━━━ Information supplied

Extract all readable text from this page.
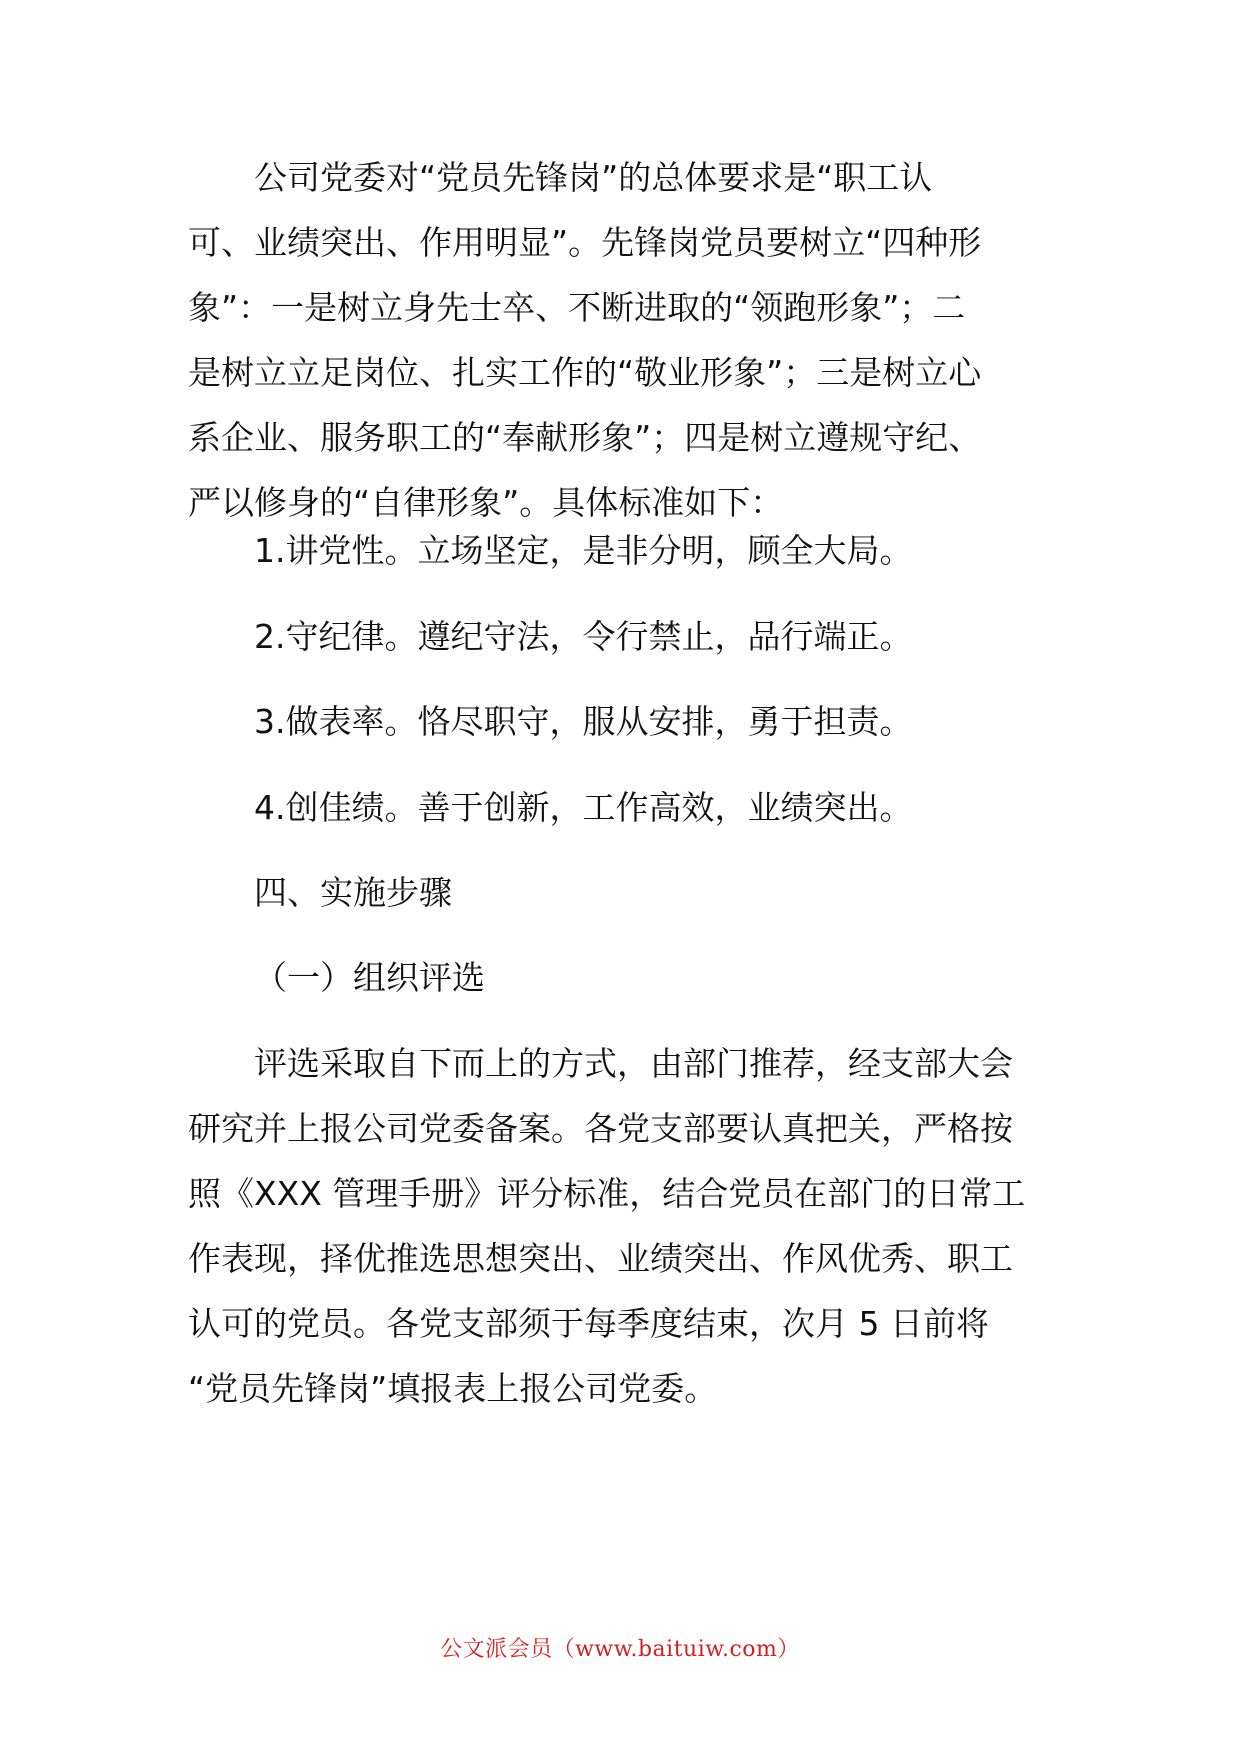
公司党委对“党员先锋岗”的总体要求是“职工认
可、业绩突出、作用明显”。先锋岗党员要树立“四种形
象”：一是树立身先士卒、不断进取的“领跑形象”；二
是树立立足岗位、扎实工作的“敬业形象”；三是树立心
系企业、服务职工的“奉献形象”；四是树立遵规守纪、
严以修身的“自律形象”。具体标准如下：
1.讲党性。立场坚定，是非分明，顾全大局。
2.守纪律。遵纪守法，令行禁止，品行端正。
3.做表率。恪尽职守，服从安排，勇于担责。
4.创佳绩。善于创新，工作高效，业绩突出。
四、实施步骤
（一）组织评选
评选采取自下而上的方式，由部门推荐，经支部大会
研究并上报公司党委备案。各党支部要认真把关，严格按
照《XXX 管理手册》评分标准，结合党员在部门的日常工
作表现，择优推选思想突出、业绩突出、作风优秀、职工
认可的党员。各党支部须于每季度结束，次月 5 日前将
“党员先锋岗”填报表上报公司党委。
公文派会员（www.baituiw.com）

━━━━━━

## What is being asked
Quote the material word for word, dropping any images it holds.

## Full output
Extract all readable text from this page.
公司党委对“党员先锋岗”的总体要求是“职工认
可、业绩突出、作用明显”。先锋岗党员要树立“四种形
象”：一是树立身先士卒、不断进取的“领跑形象”；二
是树立立足岗位、扎实工作的“敬业形象”；三是树立心
系企业、服务职工的“奉献形象”；四是树立遵规守纪、
严以修身的“自律形象”。具体标准如下：
1.讲党性。立场坚定，是非分明，顾全大局。
2.守纪律。遵纪守法，令行禁止，品行端正。
3.做表率。恪尽职守，服从安排，勇于担责。
4.创佳绩。善于创新，工作高效，业绩突出。
四、实施步骤
（一）组织评选
评选采取自下而上的方式，由部门推荐，经支部大会
研究并上报公司党委备案。各党支部要认真把关，严格按
照《XXX 管理手册》评分标准，结合党员在部门的日常工
作表现，择优推选思想突出、业绩突出、作风优秀、职工
认可的党员。各党支部须于每季度结束，次月 5 日前将
“党员先锋岗”填报表上报公司党委。
公文派会员（www.baituiw.com）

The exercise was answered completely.